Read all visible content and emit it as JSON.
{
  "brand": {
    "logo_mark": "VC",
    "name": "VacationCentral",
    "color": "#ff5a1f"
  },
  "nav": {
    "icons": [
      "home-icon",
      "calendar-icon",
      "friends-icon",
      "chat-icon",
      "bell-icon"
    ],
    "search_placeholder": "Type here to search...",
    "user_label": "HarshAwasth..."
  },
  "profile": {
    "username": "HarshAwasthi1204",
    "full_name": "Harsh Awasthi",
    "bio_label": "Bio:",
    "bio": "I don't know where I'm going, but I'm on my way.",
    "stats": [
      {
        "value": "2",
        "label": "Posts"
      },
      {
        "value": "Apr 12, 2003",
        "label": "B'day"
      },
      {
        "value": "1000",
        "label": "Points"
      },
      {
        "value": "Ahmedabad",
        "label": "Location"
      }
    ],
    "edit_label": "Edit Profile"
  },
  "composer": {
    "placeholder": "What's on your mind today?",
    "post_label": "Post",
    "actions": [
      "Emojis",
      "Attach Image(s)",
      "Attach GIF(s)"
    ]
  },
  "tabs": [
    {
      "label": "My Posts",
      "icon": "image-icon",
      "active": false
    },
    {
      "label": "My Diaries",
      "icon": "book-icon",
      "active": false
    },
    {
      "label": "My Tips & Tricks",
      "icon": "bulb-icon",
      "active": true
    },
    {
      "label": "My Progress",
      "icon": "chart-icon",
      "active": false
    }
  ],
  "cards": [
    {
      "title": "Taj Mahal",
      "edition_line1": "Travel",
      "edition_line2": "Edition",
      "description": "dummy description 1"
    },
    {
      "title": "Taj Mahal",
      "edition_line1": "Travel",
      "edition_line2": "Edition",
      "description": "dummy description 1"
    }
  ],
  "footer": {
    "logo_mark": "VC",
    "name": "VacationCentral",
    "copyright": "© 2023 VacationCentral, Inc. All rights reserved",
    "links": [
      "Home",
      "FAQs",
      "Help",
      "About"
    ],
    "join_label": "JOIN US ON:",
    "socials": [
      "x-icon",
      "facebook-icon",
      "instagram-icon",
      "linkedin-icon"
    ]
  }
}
----------------
> **The request**: Every entry must be retyped in full, exactly as given.

> **Exercise answer**:
Read all visible content and emit it as JSON.
{
  "brand": {
    "logo_mark": "VC",
    "name": "VacationCentral",
    "color": "#ff5a1f"
  },
  "nav": {
    "icons": [
      "home-icon",
      "calendar-icon",
      "friends-icon",
      "chat-icon",
      "bell-icon"
    ],
    "search_placeholder": "Type here to search...",
    "user_label": "HarshAwasth..."
  },
  "profile": {
    "username": "HarshAwasthi1204",
    "full_name": "Harsh Awasthi",
    "bio_label": "Bio:",
    "bio": "I don't know where I'm going, but I'm on my way.",
    "stats": [
      {
        "value": "2",
        "label": "Posts"
      },
      {
        "value": "Apr 12, 2003",
        "label": "B'day"
      },
      {
        "value": "1000",
        "label": "Points"
      },
      {
        "value": "Ahmedabad",
        "label": "Location"
      }
    ],
    "edit_label": "Edit Profile"
  },
  "composer": {
    "placeholder": "What's on your mind today?",
    "post_label": "Post",
    "actions": [
      "Emojis",
      "Attach Image(s)",
      "Attach GIF(s)"
    ]
  },
  "tabs": [
    {
      "label": "My Posts",
      "icon": "image-icon",
      "active": false
    },
    {
      "label": "My Diaries",
      "icon": "book-icon",
      "active": false
    },
    {
      "label": "My Tips & Tricks",
      "icon": "bulb-icon",
      "active": true
    },
    {
      "label": "My Progress",
      "icon": "chart-icon",
      "active": false
    }
  ],
  "cards": [
    {
      "title": "Taj Mahal",
      "edition_line1": "Travel",
      "edition_line2": "Edition",
      "description": "dummy description 1"
    },
    {
      "title": "Taj Mahal",
      "edition_line1": "Travel",
      "edition_line2": "Edition",
      "description": "dummy description 1"
    }
  ],
  "footer": {
    "logo_mark": "VC",
    "name": "VacationCentral",
    "copyright": "© 2023 VacationCentral, Inc. All rights reserved",
    "links": [
      "Home",
      "FAQs",
      "Help",
      "About"
    ],
    "join_label": "JOIN US ON:",
    "socials": [
      "x-icon",
      "facebook-icon",
      "instagram-icon",
      "linkedin-icon"
    ]
  }
}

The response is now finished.